Stored records.
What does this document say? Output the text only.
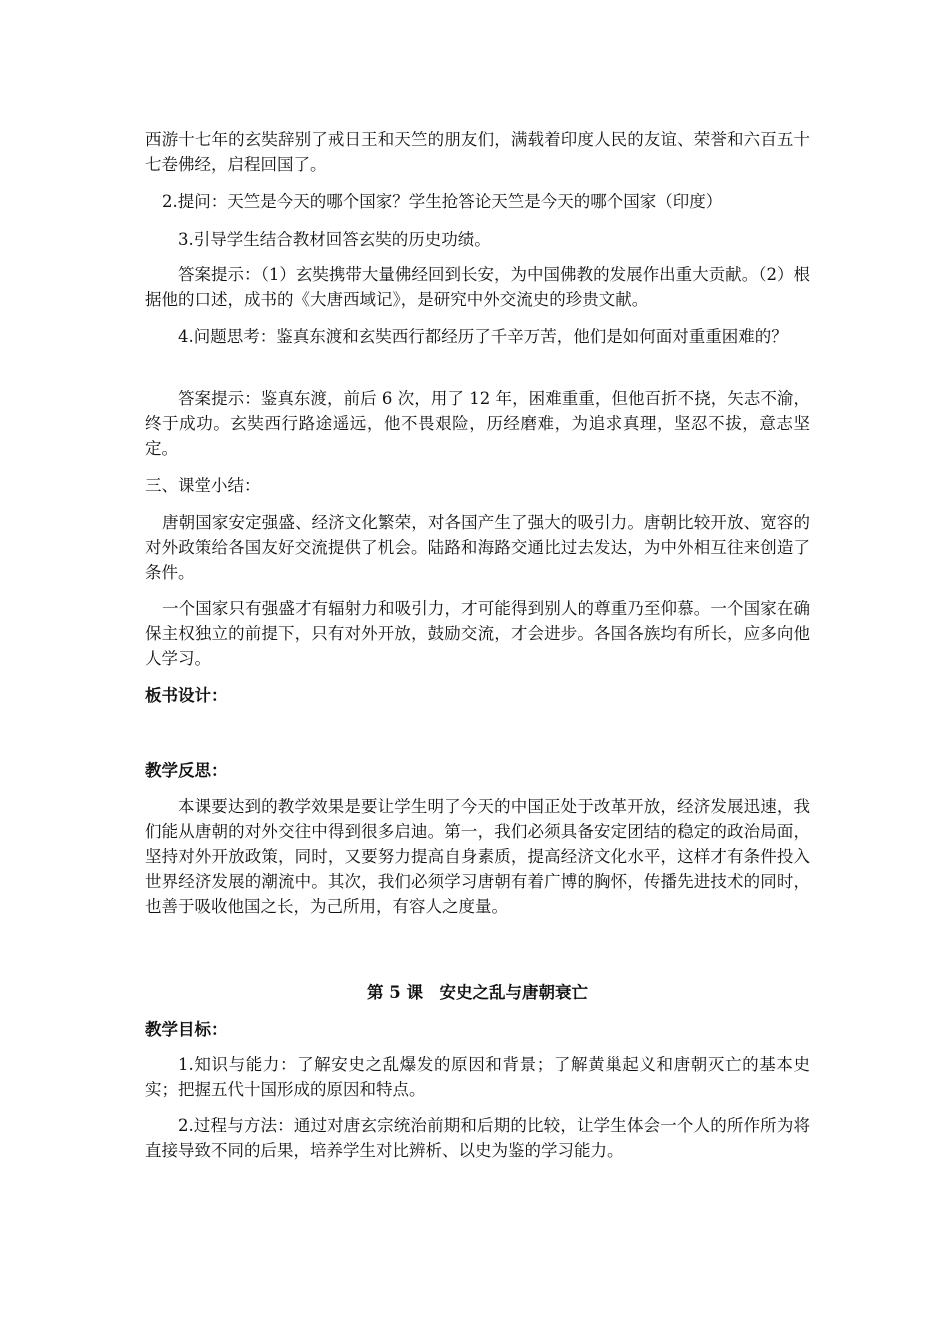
西游十七年的玄奘辞别了戒日王和天竺的朋友们，满载着印度人民的友谊、荣誉和六百五十七卷佛经，启程回国了。

2.提问：天竺是今天的哪个国家？学生抢答论天竺是今天的哪个国家（印度）

3.引导学生结合教材回答玄奘的历史功绩。

答案提示：（1）玄奘携带大量佛经回到长安，为中国佛教的发展作出重大贡献。（2）根据他的口述，成书的《大唐西域记》，是研究中外交流史的珍贵文献。

4.问题思考：鉴真东渡和玄奘西行都经历了千辛万苦，他们是如何面对重重困难的？

答案提示：鉴真东渡，前后 6 次，用了 12 年，困难重重，但他百折不挠，矢志不渝，终于成功。玄奘西行路途遥远，他不畏艰险，历经磨难，为追求真理，坚忍不拔，意志坚定。

三、课堂小结：

唐朝国家安定强盛、经济文化繁荣，对各国产生了强大的吸引力。唐朝比较开放、宽容的对外政策给各国友好交流提供了机会。陆路和海路交通比过去发达，为中外相互往来创造了条件。

一个国家只有强盛才有辐射力和吸引力，才可能得到别人的尊重乃至仰慕。一个国家在确保主权独立的前提下，只有对外开放，鼓励交流，才会进步。各国各族均有所长，应多向他人学习。

板书设计：

教学反思：

本课要达到的教学效果是要让学生明了今天的中国正处于改革开放，经济发展迅速，我们能从唐朝的对外交往中得到很多启迪。第一，我们必须具备安定团结的稳定的政治局面，坚持对外开放政策，同时，又要努力提高自身素质，提高经济文化水平，这样才有条件投入世界经济发展的潮流中。其次，我们必须学习唐朝有着广博的胸怀，传播先进技术的同时，也善于吸收他国之长，为己所用，有容人之度量。

第 5 课　安史之乱与唐朝衰亡

教学目标：

1.知识与能力：了解安史之乱爆发的原因和背景；了解黄巢起义和唐朝灭亡的基本史实；把握五代十国形成的原因和特点。

2.过程与方法：通过对唐玄宗统治前期和后期的比较，让学生体会一个人的所作所为将直接导致不同的后果，培养学生对比辨析、以史为鉴的学习能力。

Task brief.
Extract every line of the data exactly; pictures stay out.

The response.
What does this document say? Output the text only.
西游十七年的玄奘辞别了戒日王和天竺的朋友们，满载着印度人民的友谊、荣誉和六百五十七卷佛经，启程回国了。

2.提问：天竺是今天的哪个国家？学生抢答论天竺是今天的哪个国家（印度）

3.引导学生结合教材回答玄奘的历史功绩。

答案提示：（1）玄奘携带大量佛经回到长安，为中国佛教的发展作出重大贡献。（2）根据他的口述，成书的《大唐西域记》，是研究中外交流史的珍贵文献。

4.问题思考：鉴真东渡和玄奘西行都经历了千辛万苦，他们是如何面对重重困难的？

答案提示：鉴真东渡，前后 6 次，用了 12 年，困难重重，但他百折不挠，矢志不渝，终于成功。玄奘西行路途遥远，他不畏艰险，历经磨难，为追求真理，坚忍不拔，意志坚定。

三、课堂小结：

唐朝国家安定强盛、经济文化繁荣，对各国产生了强大的吸引力。唐朝比较开放、宽容的对外政策给各国友好交流提供了机会。陆路和海路交通比过去发达，为中外相互往来创造了条件。

一个国家只有强盛才有辐射力和吸引力，才可能得到别人的尊重乃至仰慕。一个国家在确保主权独立的前提下，只有对外开放，鼓励交流，才会进步。各国各族均有所长，应多向他人学习。

板书设计：

教学反思：

本课要达到的教学效果是要让学生明了今天的中国正处于改革开放，经济发展迅速，我们能从唐朝的对外交往中得到很多启迪。第一，我们必须具备安定团结的稳定的政治局面，坚持对外开放政策，同时，又要努力提高自身素质，提高经济文化水平，这样才有条件投入世界经济发展的潮流中。其次，我们必须学习唐朝有着广博的胸怀，传播先进技术的同时，也善于吸收他国之长，为己所用，有容人之度量。

第 5 课　安史之乱与唐朝衰亡

教学目标：

1.知识与能力：了解安史之乱爆发的原因和背景；了解黄巢起义和唐朝灭亡的基本史实；把握五代十国形成的原因和特点。

2.过程与方法：通过对唐玄宗统治前期和后期的比较，让学生体会一个人的所作所为将直接导致不同的后果，培养学生对比辨析、以史为鉴的学习能力。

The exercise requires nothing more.